─── Okunacak metin

3 aylık mirası ret süresini kaçıran mirasçı, aradan uzun bir süre sonra terekenin borca batık olduğunu ileri sürerek hükmen mirasın reddinin tespit ve tescilini isteyebilir mi? Veya aleyhindeki davada terekenin borca batıklık itirazını ileri sürebilir mi?

T.C.
YARGITAY
Hukuk Genel Kurulu

E:2008/4-332
K:2008/436
T:16.04.2008

MİRAS HUKUKU ,MİRASIN HÜKMEN REDDİ , YASAL KARİNE
DAVA VEYA DEFİ YOLUYLA HÜKMEN REDDİN TESPİTİ

Özet
"Ölüm tarihinde miras bırakanın ödemeden aczi açıkça belli veya resmen tespit edilmiş ise mirasın reddedilmiş sayılacağı" yasadan doğan bir karinedir.

──────
─── Alıntılanan kayıtlar

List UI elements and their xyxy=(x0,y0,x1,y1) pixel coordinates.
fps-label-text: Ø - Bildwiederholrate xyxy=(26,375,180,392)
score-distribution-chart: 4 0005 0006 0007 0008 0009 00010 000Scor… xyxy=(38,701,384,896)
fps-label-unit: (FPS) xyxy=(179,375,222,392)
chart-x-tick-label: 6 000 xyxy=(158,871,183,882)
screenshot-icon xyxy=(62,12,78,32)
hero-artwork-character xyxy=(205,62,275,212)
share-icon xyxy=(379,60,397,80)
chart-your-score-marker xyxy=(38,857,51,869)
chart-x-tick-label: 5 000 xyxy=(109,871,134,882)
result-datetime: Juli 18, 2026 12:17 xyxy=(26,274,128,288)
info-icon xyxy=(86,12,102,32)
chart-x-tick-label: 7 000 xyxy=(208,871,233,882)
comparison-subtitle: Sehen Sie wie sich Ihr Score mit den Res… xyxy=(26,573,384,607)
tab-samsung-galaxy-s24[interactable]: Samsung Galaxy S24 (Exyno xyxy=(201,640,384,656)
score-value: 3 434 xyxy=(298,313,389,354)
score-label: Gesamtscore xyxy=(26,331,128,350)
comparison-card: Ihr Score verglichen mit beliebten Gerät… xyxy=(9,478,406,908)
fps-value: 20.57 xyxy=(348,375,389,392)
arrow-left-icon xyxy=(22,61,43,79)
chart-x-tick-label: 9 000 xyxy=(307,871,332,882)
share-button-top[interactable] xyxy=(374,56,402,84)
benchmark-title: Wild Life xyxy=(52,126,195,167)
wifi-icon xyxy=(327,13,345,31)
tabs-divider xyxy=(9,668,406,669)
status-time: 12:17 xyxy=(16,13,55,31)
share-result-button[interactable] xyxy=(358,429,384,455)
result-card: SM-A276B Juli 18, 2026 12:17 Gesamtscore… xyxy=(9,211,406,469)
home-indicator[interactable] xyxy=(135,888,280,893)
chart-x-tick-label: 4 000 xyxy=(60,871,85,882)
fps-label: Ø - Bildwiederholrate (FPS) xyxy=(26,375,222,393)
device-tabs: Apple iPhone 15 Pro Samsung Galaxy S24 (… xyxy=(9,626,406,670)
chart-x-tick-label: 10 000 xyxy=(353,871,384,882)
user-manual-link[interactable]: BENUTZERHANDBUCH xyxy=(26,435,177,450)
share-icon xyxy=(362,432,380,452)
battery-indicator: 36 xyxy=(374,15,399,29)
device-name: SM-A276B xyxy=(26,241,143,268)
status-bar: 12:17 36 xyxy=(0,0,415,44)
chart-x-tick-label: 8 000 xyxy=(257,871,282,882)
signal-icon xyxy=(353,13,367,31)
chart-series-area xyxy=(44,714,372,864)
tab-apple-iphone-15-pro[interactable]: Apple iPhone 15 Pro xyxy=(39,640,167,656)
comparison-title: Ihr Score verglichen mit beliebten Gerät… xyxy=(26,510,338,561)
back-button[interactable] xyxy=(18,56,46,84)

──────

**İstenen iş**
Mirasın hükmen reddine ilişkin metinde "E:2008/4-332" sözlerinden başlayıp "doğan bir karinedir." sözlerine kadar uzanan bölümün tamamını hiçbir değişiklik yapmadan kopyalayın.

**Beklenen çıktı**
E:2008/4-332
K:2008/436
T:16.04.2008

MİRAS HUKUKU ,MİRASIN HÜKMEN REDDİ , YASAL KARİNE
DAVA VEYA DEFİ YOLUYLA HÜKMEN REDDİN TESPİTİ

Özet
"Ölüm tarihinde miras bırakanın ödemeden aczi açıkça belli veya resmen tespit edilmiş ise mirasın reddedilmiş sayılacağı" yasadan doğan bir karinedir.